SOURCE DATA:
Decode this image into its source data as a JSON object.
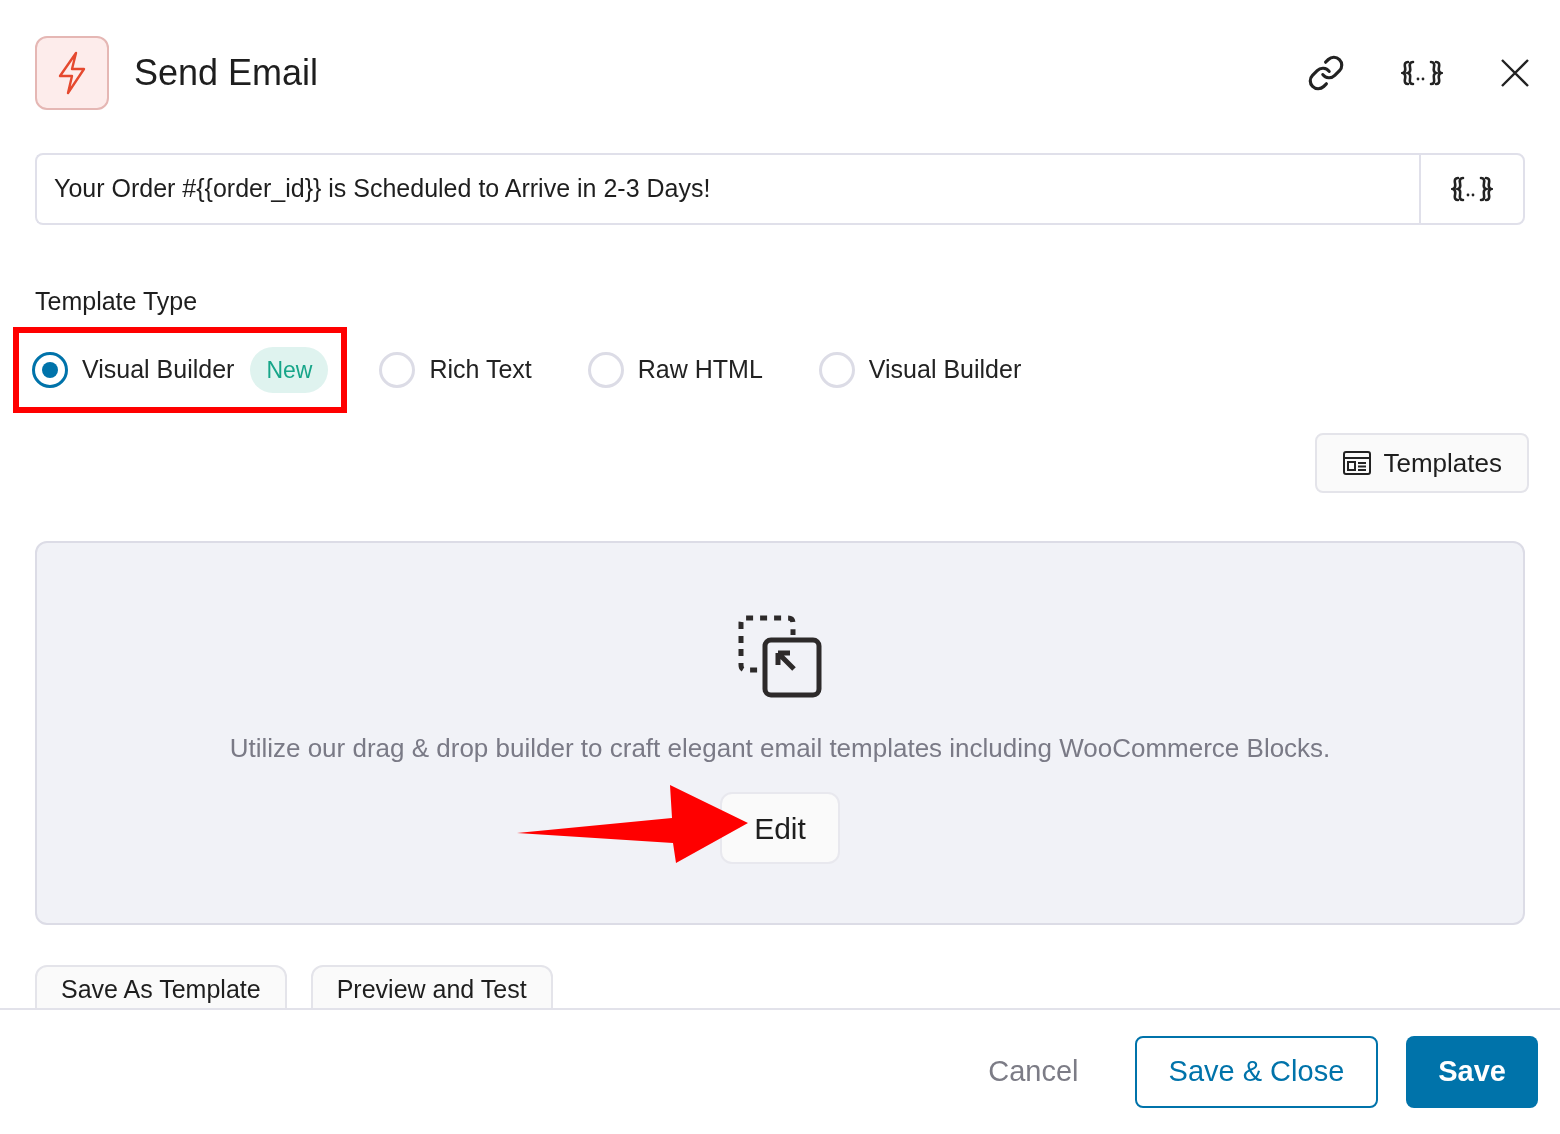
{
  "header": {
    "title": "Send Email"
  },
  "subject": {
    "value": "Your Order #{{order_id}} is Scheduled to Arrive in 2-3 Days!"
  },
  "template_type": {
    "label": "Template Type",
    "options": [
      {
        "label": "Visual Builder",
        "badge": "New",
        "selected": true,
        "highlighted": true
      },
      {
        "label": "Rich Text",
        "selected": false,
        "highlighted": false
      },
      {
        "label": "Raw HTML",
        "selected": false,
        "highlighted": false
      },
      {
        "label": "Visual Builder",
        "selected": false,
        "highlighted": false
      }
    ]
  },
  "templates_button": "Templates",
  "builder": {
    "description": "Utilize our drag & drop builder to craft elegant email templates including WooCommerce Blocks.",
    "edit_button": "Edit"
  },
  "secondary_buttons": [
    "Save As Template",
    "Preview and Test"
  ],
  "footer": {
    "cancel": "Cancel",
    "save_close": "Save & Close",
    "save": "Save"
  }
}
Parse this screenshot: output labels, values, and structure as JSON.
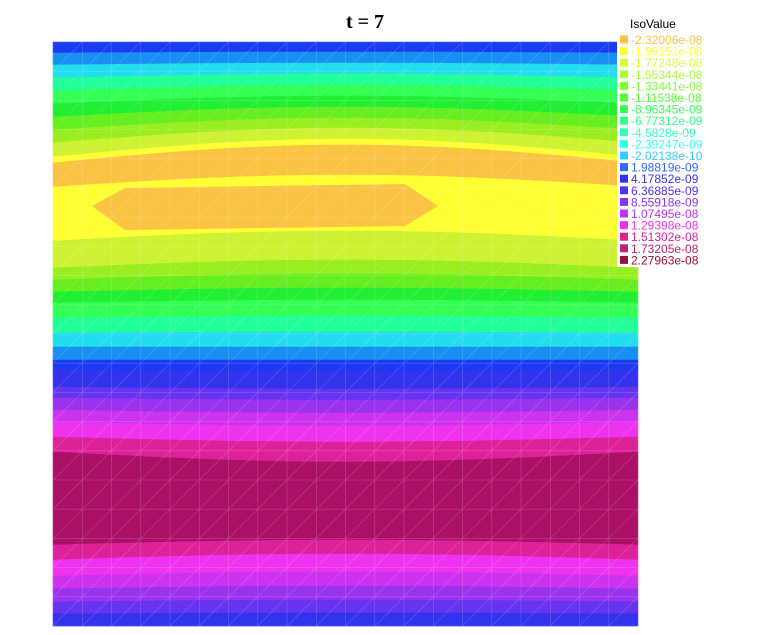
{
  "chart_data": {
    "type": "heatmap",
    "title": "t = 7",
    "legend": {
      "title": "IsoValue",
      "placement": "top-right",
      "entries": [
        {
          "label": "-2.32006e-08",
          "value": -2.32006e-08,
          "color": "#fbc344"
        },
        {
          "label": "-1.99151e-08",
          "value": -1.99151e-08,
          "color": "#ffff33"
        },
        {
          "label": "-1.77248e-08",
          "value": -1.77248e-08,
          "color": "#d4ff33"
        },
        {
          "label": "-1.55344e-08",
          "value": -1.55344e-08,
          "color": "#a8ff33"
        },
        {
          "label": "-1.33441e-08",
          "value": -1.33441e-08,
          "color": "#7dff33"
        },
        {
          "label": "-1.11538e-08",
          "value": -1.11538e-08,
          "color": "#52ff33"
        },
        {
          "label": "-8.96345e-09",
          "value": -8.96345e-09,
          "color": "#33ff55"
        },
        {
          "label": "-6.77312e-09",
          "value": -6.77312e-09,
          "color": "#33ff88"
        },
        {
          "label": "-4.5828e-09",
          "value": -4.5828e-09,
          "color": "#33ffbb"
        },
        {
          "label": "-2.39247e-09",
          "value": -2.39247e-09,
          "color": "#33ffee"
        },
        {
          "label": "-2.02138e-10",
          "value": -2.02138e-10,
          "color": "#33ccff"
        },
        {
          "label": "1.98819e-09",
          "value": 1.98819e-09,
          "color": "#3366ff"
        },
        {
          "label": "4.17852e-09",
          "value": 4.17852e-09,
          "color": "#3333ee"
        },
        {
          "label": "6.36885e-09",
          "value": 6.36885e-09,
          "color": "#5533ee"
        },
        {
          "label": "8.55918e-09",
          "value": 8.55918e-09,
          "color": "#8833ee"
        },
        {
          "label": "1.07495e-08",
          "value": 1.07495e-08,
          "color": "#bb33ee"
        },
        {
          "label": "1.29398e-08",
          "value": 1.29398e-08,
          "color": "#ee33ee"
        },
        {
          "label": "1.51302e-08",
          "value": 1.51302e-08,
          "color": "#dd2299"
        },
        {
          "label": "1.73205e-08",
          "value": 1.73205e-08,
          "color": "#bb2277"
        },
        {
          "label": "2.27963e-08",
          "value": 2.27963e-08,
          "color": "#991144"
        }
      ]
    },
    "field_bands": [
      {
        "level": 11,
        "color": "#1a3bf2"
      },
      {
        "level": 10,
        "color": "#1a8ff2"
      },
      {
        "level": 9,
        "color": "#22ddee"
      },
      {
        "level": 8,
        "color": "#22ff99"
      },
      {
        "level": 7,
        "color": "#33ff55"
      },
      {
        "level": 6,
        "color": "#22ee33"
      },
      {
        "level": 5,
        "color": "#66ee22"
      },
      {
        "level": 4,
        "color": "#99ee22"
      },
      {
        "level": 3,
        "color": "#ccf233"
      },
      {
        "level": 2,
        "color": "#ffff33"
      },
      {
        "level": 1,
        "color": "#fbc344"
      },
      {
        "level": 2,
        "color": "#ffff33"
      },
      {
        "level": 3,
        "color": "#ccf233"
      },
      {
        "level": 4,
        "color": "#99ee22"
      },
      {
        "level": 5,
        "color": "#66ee22"
      },
      {
        "level": 6,
        "color": "#22ee33"
      },
      {
        "level": 7,
        "color": "#33ff55"
      },
      {
        "level": 8,
        "color": "#22ff99"
      },
      {
        "level": 9,
        "color": "#22ddee"
      },
      {
        "level": 10,
        "color": "#1a8ff2"
      },
      {
        "level": 11,
        "color": "#1a3bf2"
      },
      {
        "level": 12,
        "color": "#3333ee"
      },
      {
        "level": 13,
        "color": "#6633ee"
      },
      {
        "level": 14,
        "color": "#9933ee"
      },
      {
        "level": 15,
        "color": "#cc33ee"
      },
      {
        "level": 16,
        "color": "#ee33ee"
      },
      {
        "level": 17,
        "color": "#dd2299"
      },
      {
        "level": 18,
        "color": "#aa1166"
      },
      {
        "level": 17,
        "color": "#dd2299"
      },
      {
        "level": 16,
        "color": "#ee33ee"
      },
      {
        "level": 15,
        "color": "#cc33ee"
      },
      {
        "level": 14,
        "color": "#9933ee"
      },
      {
        "level": 13,
        "color": "#6633ee"
      },
      {
        "level": 12,
        "color": "#3333ee"
      },
      {
        "level": 11,
        "color": "#1a3bf2"
      }
    ],
    "mesh_color": "#ffffff",
    "grid": true
  }
}
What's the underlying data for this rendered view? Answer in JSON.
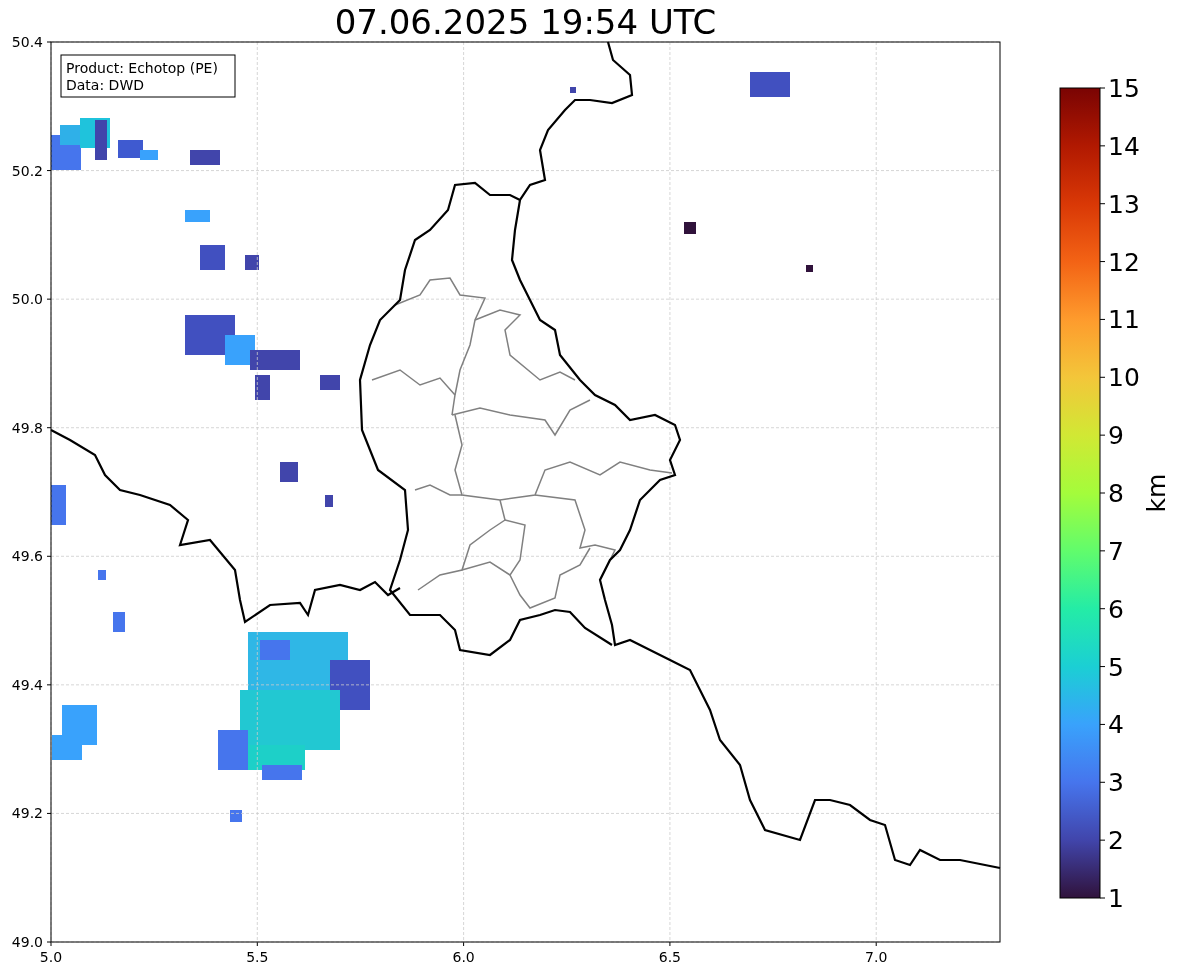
{
  "title": "07.06.2025 19:54 UTC",
  "info_box": [
    "Product: Echotop (PE)",
    "Data: DWD"
  ],
  "map": {
    "x_ticks": [
      "5.0",
      "5.5",
      "6.0",
      "6.5",
      "7.0"
    ],
    "y_ticks": [
      "50.4",
      "50.2",
      "50.0",
      "49.8",
      "49.6",
      "49.4",
      "49.2",
      "49.0"
    ]
  },
  "colorbar": {
    "label": "km",
    "ticks": [
      "15",
      "14",
      "13",
      "12",
      "11",
      "10",
      "9",
      "8",
      "7",
      "6",
      "5",
      "4",
      "3",
      "2",
      "1"
    ]
  }
}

TASK OBJECTIVE: Scan the material above for the string "JSON" and report each line where you find it.

FINAL RESULT:
Decode this image into its source data as a JSON object.
Parse this screenshot: output labels, values, and structure as JSON.
What's the underlying data for this rendered view? Answer in JSON.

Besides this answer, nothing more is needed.